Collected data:
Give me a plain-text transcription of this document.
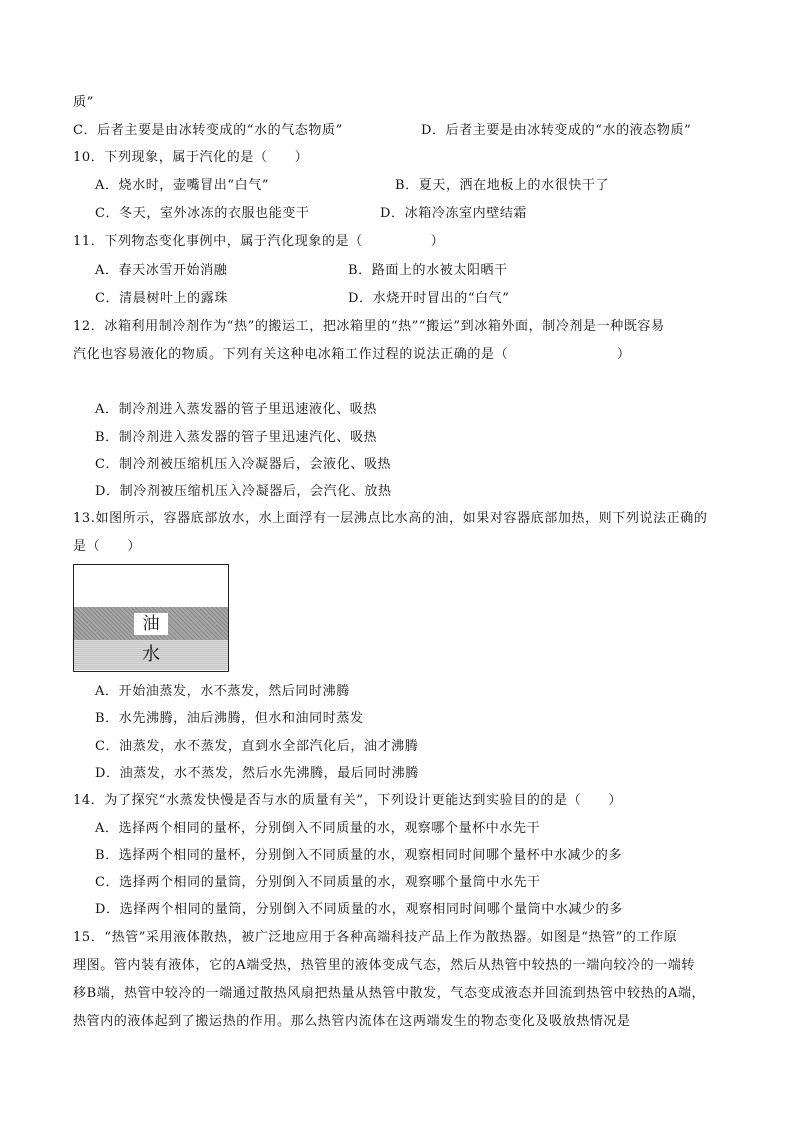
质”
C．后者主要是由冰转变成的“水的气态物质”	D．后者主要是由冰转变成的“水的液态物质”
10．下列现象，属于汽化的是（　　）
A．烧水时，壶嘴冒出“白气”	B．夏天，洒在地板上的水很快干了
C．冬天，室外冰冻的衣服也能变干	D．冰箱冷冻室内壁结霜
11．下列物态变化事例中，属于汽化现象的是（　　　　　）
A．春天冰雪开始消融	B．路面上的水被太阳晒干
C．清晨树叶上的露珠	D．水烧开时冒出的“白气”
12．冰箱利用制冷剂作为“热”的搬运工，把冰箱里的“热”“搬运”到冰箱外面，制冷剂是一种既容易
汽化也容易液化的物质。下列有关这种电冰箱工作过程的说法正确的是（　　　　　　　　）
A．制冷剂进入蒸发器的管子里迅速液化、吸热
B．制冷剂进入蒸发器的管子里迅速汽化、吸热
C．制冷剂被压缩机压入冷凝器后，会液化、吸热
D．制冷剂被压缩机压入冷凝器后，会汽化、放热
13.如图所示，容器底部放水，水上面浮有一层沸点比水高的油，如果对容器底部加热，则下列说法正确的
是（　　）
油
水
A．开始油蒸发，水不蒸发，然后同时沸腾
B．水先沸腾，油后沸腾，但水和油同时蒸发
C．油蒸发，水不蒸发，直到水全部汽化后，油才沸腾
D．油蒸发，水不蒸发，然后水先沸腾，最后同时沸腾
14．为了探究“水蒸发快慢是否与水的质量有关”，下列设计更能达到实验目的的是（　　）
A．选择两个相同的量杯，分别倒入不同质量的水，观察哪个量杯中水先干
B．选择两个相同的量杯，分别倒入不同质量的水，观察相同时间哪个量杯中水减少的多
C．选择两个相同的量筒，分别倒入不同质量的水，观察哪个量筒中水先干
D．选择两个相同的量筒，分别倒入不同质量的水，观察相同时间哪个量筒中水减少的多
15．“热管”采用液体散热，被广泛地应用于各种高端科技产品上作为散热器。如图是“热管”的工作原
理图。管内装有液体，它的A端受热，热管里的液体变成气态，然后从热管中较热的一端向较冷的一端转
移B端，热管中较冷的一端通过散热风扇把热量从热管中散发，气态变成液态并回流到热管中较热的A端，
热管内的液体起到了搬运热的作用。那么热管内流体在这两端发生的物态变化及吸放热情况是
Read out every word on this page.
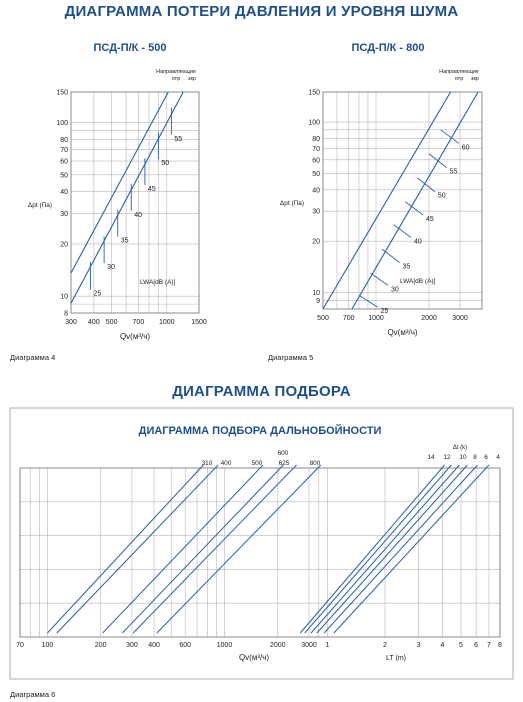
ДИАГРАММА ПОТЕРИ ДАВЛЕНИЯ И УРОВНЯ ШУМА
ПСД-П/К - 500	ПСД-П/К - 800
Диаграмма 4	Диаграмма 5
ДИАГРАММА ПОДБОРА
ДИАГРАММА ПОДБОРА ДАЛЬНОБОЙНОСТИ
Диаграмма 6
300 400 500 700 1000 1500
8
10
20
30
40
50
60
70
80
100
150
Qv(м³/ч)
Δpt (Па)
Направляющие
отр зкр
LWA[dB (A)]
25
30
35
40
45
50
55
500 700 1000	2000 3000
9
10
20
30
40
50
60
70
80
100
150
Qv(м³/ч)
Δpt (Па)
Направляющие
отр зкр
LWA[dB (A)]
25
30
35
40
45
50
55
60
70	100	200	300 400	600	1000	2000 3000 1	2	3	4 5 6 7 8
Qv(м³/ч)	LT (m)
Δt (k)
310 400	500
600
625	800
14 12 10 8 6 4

---

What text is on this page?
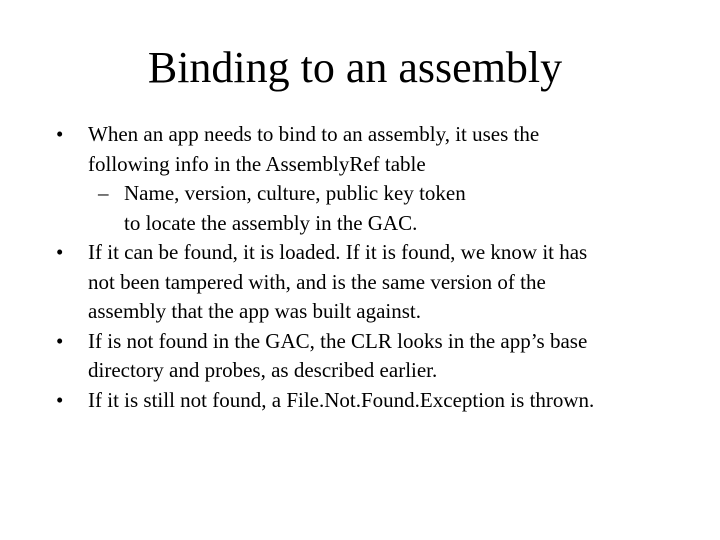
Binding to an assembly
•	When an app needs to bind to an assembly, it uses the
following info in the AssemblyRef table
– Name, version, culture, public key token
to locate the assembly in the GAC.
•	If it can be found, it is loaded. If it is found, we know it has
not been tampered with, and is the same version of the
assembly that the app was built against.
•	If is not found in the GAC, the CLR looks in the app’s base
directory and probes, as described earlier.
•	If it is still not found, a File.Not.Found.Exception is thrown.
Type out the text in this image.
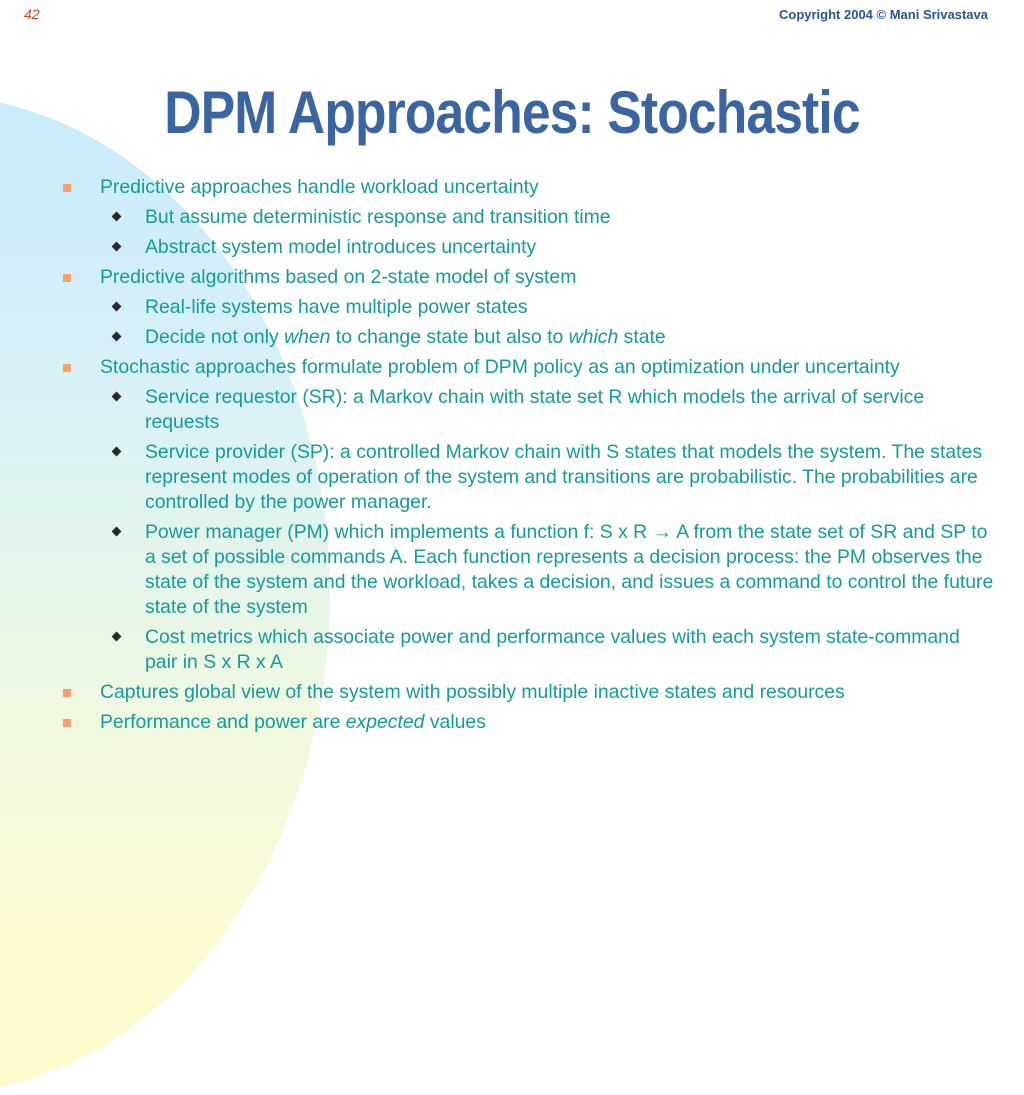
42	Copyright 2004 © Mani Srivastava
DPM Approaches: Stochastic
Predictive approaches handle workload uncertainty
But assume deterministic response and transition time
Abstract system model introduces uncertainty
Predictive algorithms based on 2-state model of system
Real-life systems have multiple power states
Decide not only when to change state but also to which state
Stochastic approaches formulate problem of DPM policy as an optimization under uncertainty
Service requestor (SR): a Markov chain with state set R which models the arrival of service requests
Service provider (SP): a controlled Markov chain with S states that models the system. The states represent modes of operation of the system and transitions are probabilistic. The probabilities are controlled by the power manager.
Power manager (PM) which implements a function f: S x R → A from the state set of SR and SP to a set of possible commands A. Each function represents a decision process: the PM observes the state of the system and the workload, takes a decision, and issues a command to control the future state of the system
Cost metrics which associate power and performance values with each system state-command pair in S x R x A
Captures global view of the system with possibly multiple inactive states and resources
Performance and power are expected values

■ Work instructions ■
Above are the records; copy every line in them that holds the word "chain".

■ Result below ■
Service requestor (SR): a Markov chain with state set R which models the arrival of service requests
Service provider (SP): a controlled Markov chain with S states that models the system. The states represent modes of operation of the system and transitions are probabilistic. The probabilities are controlled by the power manager.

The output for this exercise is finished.